- **Extracted data entries**
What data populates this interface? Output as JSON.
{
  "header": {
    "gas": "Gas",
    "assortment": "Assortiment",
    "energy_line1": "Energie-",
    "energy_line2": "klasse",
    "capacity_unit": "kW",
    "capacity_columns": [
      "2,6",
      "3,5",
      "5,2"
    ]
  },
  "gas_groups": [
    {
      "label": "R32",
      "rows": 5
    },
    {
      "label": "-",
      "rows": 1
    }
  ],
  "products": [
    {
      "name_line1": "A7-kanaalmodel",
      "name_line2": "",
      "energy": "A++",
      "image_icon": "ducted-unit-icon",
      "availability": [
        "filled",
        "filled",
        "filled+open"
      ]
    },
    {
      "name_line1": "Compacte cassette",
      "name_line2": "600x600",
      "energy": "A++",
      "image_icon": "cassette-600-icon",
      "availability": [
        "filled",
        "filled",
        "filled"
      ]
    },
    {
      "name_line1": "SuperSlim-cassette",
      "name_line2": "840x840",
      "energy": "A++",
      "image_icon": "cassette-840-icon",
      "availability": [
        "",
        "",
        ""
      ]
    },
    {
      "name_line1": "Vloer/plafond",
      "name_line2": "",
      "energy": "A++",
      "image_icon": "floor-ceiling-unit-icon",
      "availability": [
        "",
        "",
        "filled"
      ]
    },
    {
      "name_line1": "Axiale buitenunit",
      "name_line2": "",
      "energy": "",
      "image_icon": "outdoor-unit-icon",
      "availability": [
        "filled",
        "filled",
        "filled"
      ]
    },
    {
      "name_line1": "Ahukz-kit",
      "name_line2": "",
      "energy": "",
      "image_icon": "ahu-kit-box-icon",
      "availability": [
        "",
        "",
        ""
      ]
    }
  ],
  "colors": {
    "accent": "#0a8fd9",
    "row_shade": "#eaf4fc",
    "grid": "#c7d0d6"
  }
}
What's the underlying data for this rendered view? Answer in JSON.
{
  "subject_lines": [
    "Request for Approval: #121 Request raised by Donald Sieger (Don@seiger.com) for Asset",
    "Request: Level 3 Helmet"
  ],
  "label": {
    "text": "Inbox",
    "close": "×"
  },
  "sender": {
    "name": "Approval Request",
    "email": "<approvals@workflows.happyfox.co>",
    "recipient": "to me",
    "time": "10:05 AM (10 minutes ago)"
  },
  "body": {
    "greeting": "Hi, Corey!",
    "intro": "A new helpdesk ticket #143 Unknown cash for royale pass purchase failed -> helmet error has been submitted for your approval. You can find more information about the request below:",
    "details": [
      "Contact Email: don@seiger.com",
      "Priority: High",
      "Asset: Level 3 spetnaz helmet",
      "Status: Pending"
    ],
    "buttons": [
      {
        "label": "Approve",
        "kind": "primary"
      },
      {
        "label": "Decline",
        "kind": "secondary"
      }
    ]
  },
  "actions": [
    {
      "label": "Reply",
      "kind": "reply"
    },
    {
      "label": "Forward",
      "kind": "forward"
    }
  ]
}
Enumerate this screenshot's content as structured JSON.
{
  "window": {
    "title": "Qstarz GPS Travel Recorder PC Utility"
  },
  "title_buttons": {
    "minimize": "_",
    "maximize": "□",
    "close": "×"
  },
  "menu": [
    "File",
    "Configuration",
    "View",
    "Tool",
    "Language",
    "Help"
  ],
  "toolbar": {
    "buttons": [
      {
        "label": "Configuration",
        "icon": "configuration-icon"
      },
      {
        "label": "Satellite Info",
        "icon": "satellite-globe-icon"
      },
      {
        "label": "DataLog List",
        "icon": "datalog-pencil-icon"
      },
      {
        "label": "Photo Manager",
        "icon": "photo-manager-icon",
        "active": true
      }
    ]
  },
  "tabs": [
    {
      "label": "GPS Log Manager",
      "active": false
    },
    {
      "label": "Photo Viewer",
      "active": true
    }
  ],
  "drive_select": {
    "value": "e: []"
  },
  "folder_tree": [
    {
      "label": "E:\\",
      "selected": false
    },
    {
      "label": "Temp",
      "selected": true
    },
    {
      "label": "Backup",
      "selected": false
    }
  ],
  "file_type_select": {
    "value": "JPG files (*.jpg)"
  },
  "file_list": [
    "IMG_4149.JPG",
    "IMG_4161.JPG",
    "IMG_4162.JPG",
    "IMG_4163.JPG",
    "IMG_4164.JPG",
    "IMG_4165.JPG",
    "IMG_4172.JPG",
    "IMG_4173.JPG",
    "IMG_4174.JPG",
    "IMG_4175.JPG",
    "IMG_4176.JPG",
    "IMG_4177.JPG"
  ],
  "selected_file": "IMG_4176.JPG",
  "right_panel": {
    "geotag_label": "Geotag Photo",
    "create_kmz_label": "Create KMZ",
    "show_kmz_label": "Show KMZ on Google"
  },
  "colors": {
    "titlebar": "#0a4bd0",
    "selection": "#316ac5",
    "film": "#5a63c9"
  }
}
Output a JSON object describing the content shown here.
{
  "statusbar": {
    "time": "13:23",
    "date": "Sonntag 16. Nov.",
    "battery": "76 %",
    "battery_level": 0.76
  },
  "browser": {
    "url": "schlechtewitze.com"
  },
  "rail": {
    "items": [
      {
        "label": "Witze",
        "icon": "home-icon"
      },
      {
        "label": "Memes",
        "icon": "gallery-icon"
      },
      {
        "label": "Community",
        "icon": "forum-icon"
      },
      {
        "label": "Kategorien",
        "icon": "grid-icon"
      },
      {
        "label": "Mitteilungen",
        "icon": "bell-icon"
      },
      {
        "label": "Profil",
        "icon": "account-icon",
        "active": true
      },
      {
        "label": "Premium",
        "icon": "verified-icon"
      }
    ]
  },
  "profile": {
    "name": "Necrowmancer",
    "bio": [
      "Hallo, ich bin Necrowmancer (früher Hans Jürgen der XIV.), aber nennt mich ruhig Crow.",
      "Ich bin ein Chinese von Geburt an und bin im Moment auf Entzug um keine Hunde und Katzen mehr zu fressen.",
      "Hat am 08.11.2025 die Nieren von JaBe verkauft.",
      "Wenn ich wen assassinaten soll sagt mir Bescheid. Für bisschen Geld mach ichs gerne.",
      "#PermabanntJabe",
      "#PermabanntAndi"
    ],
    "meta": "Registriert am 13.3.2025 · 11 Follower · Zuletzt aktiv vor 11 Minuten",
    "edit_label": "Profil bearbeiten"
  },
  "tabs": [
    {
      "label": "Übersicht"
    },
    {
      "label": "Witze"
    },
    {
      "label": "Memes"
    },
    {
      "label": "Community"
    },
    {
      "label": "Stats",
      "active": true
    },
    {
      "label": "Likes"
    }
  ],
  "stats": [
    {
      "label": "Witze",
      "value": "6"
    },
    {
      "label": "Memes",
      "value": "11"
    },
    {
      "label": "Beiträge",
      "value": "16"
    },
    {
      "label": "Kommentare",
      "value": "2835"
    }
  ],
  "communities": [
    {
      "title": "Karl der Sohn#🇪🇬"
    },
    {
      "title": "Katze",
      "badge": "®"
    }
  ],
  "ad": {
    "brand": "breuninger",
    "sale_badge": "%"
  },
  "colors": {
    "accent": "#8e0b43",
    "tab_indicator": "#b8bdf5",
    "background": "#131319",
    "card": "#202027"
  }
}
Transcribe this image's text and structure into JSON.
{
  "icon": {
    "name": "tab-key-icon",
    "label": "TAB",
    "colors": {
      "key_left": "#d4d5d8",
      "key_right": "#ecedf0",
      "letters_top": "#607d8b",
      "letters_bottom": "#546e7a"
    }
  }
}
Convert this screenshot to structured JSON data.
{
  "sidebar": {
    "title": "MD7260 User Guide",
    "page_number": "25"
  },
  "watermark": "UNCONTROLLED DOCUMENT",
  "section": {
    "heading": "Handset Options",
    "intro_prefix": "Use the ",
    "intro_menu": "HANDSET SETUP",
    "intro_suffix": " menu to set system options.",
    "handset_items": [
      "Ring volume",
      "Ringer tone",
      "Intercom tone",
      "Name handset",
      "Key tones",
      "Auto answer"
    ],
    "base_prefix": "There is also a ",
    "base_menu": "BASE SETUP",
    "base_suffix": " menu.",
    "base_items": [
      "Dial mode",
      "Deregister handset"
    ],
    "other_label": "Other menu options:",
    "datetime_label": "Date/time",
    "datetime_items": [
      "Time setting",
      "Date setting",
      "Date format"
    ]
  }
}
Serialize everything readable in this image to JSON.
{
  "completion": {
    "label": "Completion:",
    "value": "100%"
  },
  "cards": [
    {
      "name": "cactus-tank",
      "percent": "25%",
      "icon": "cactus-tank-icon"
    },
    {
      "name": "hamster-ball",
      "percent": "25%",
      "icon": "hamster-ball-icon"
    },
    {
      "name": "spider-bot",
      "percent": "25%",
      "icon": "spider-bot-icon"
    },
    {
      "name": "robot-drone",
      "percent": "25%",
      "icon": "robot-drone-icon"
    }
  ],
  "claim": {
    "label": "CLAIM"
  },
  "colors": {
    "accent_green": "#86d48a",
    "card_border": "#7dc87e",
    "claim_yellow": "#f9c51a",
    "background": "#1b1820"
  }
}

- **Your objective**
Transcribe word for word the lines from the one holding "Serialize everything readable" to the last line of the listing above, inclusive.

- **Exercise response**
Serialize everything readable in this image to JSON.
{
  "completion": {
    "label": "Completion:",
    "value": "100%"
  },
  "cards": [
    {
      "name": "cactus-tank",
      "percent": "25%",
      "icon": "cactus-tank-icon"
    },
    {
      "name": "hamster-ball",
      "percent": "25%",
      "icon": "hamster-ball-icon"
    },
    {
      "name": "spider-bot",
      "percent": "25%",
      "icon": "spider-bot-icon"
    },
    {
      "name": "robot-drone",
      "percent": "25%",
      "icon": "robot-drone-icon"
    }
  ],
  "claim": {
    "label": "CLAIM"
  },
  "colors": {
    "accent_green": "#86d48a",
    "card_border": "#7dc87e",
    "claim_yellow": "#f9c51a",
    "background": "#1b1820"
  }
}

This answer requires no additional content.